**To do:** Say how many lines include the word "text". Reply with nothing but the number.

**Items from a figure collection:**
════════
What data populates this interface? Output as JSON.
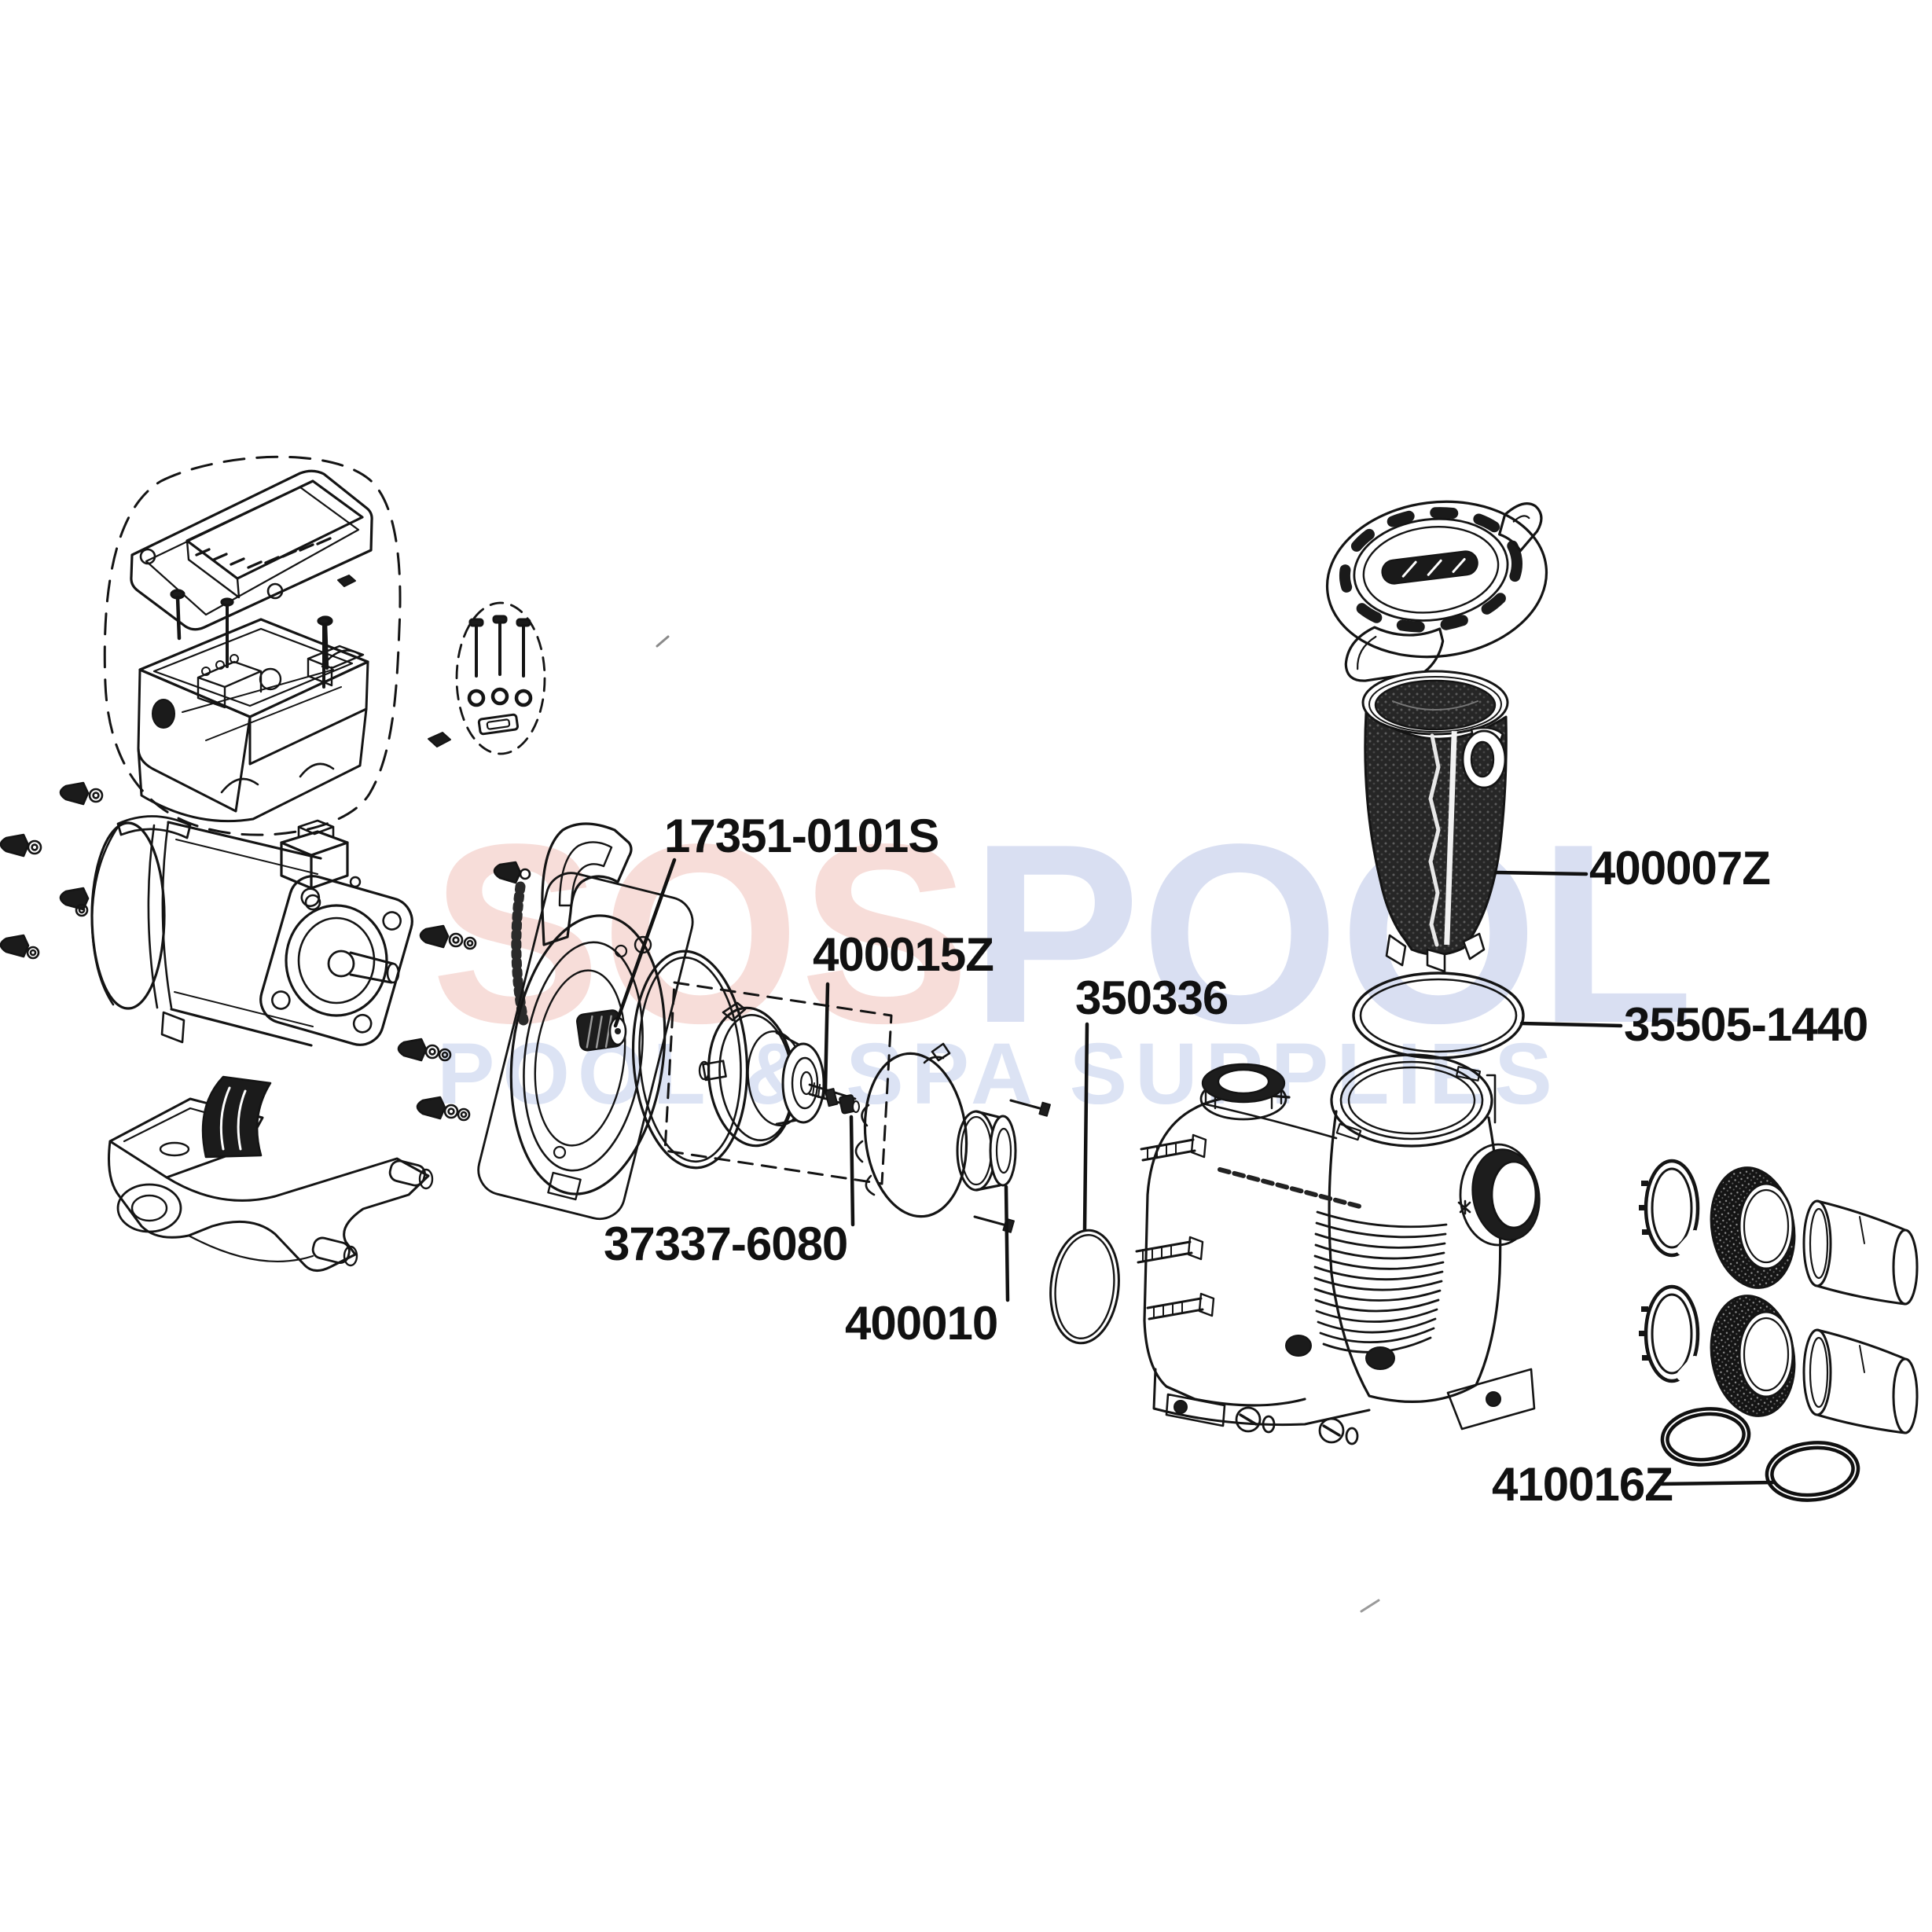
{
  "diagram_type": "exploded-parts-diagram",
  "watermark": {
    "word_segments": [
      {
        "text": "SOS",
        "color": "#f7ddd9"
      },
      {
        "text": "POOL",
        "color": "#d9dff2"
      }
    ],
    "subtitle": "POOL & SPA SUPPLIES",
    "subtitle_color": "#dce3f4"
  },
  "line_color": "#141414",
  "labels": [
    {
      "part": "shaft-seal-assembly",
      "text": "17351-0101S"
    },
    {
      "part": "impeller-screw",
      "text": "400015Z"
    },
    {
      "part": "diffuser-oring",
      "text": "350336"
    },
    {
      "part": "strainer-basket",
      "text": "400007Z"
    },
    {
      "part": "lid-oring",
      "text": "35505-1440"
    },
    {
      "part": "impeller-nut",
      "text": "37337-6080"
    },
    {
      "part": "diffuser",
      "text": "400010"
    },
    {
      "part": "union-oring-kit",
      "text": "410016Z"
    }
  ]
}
════════
**The response:** 10